** Source records **
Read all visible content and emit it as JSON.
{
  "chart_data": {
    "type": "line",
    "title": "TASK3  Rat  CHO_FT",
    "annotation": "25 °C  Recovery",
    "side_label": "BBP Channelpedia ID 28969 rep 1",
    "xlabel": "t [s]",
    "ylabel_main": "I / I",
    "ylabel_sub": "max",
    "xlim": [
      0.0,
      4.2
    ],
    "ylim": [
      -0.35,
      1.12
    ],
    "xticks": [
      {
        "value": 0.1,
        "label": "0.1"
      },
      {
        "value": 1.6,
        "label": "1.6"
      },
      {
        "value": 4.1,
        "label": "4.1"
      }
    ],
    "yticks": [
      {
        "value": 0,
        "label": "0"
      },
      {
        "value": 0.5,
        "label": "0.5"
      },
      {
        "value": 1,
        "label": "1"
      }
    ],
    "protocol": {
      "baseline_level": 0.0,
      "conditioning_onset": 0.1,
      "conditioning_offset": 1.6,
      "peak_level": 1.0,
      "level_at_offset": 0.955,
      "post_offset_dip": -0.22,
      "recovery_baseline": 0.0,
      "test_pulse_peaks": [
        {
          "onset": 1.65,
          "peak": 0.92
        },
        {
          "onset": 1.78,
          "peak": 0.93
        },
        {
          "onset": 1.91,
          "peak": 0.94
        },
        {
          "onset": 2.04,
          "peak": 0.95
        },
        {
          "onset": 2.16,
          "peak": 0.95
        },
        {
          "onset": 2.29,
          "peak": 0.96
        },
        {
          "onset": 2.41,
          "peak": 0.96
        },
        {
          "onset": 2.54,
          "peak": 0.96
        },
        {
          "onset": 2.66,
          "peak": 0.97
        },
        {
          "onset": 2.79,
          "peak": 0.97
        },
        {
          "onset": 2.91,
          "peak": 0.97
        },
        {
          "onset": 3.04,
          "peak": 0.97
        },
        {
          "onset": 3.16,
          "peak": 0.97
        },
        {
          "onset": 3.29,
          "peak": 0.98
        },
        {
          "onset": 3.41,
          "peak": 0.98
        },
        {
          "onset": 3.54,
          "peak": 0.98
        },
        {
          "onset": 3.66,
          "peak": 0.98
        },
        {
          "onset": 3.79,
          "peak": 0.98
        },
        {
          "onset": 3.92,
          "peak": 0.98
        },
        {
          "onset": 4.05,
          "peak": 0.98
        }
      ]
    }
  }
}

** Short exercise **
Reproduce the full listing exactly.

** Solution for this exercise **
Read all visible content and emit it as JSON.
{
  "chart_data": {
    "type": "line",
    "title": "TASK3  Rat  CHO_FT",
    "annotation": "25 °C  Recovery",
    "side_label": "BBP Channelpedia ID 28969 rep 1",
    "xlabel": "t [s]",
    "ylabel_main": "I / I",
    "ylabel_sub": "max",
    "xlim": [
      0.0,
      4.2
    ],
    "ylim": [
      -0.35,
      1.12
    ],
    "xticks": [
      {
        "value": 0.1,
        "label": "0.1"
      },
      {
        "value": 1.6,
        "label": "1.6"
      },
      {
        "value": 4.1,
        "label": "4.1"
      }
    ],
    "yticks": [
      {
        "value": 0,
        "label": "0"
      },
      {
        "value": 0.5,
        "label": "0.5"
      },
      {
        "value": 1,
        "label": "1"
      }
    ],
    "protocol": {
      "baseline_level": 0.0,
      "conditioning_onset": 0.1,
      "conditioning_offset": 1.6,
      "peak_level": 1.0,
      "level_at_offset": 0.955,
      "post_offset_dip": -0.22,
      "recovery_baseline": 0.0,
      "test_pulse_peaks": [
        {
          "onset": 1.65,
          "peak": 0.92
        },
        {
          "onset": 1.78,
          "peak": 0.93
        },
        {
          "onset": 1.91,
          "peak": 0.94
        },
        {
          "onset": 2.04,
          "peak": 0.95
        },
        {
          "onset": 2.16,
          "peak": 0.95
        },
        {
          "onset": 2.29,
          "peak": 0.96
        },
        {
          "onset": 2.41,
          "peak": 0.96
        },
        {
          "onset": 2.54,
          "peak": 0.96
        },
        {
          "onset": 2.66,
          "peak": 0.97
        },
        {
          "onset": 2.79,
          "peak": 0.97
        },
        {
          "onset": 2.91,
          "peak": 0.97
        },
        {
          "onset": 3.04,
          "peak": 0.97
        },
        {
          "onset": 3.16,
          "peak": 0.97
        },
        {
          "onset": 3.29,
          "peak": 0.98
        },
        {
          "onset": 3.41,
          "peak": 0.98
        },
        {
          "onset": 3.54,
          "peak": 0.98
        },
        {
          "onset": 3.66,
          "peak": 0.98
        },
        {
          "onset": 3.79,
          "peak": 0.98
        },
        {
          "onset": 3.92,
          "peak": 0.98
        },
        {
          "onset": 4.05,
          "peak": 0.98
        }
      ]
    }
  }
}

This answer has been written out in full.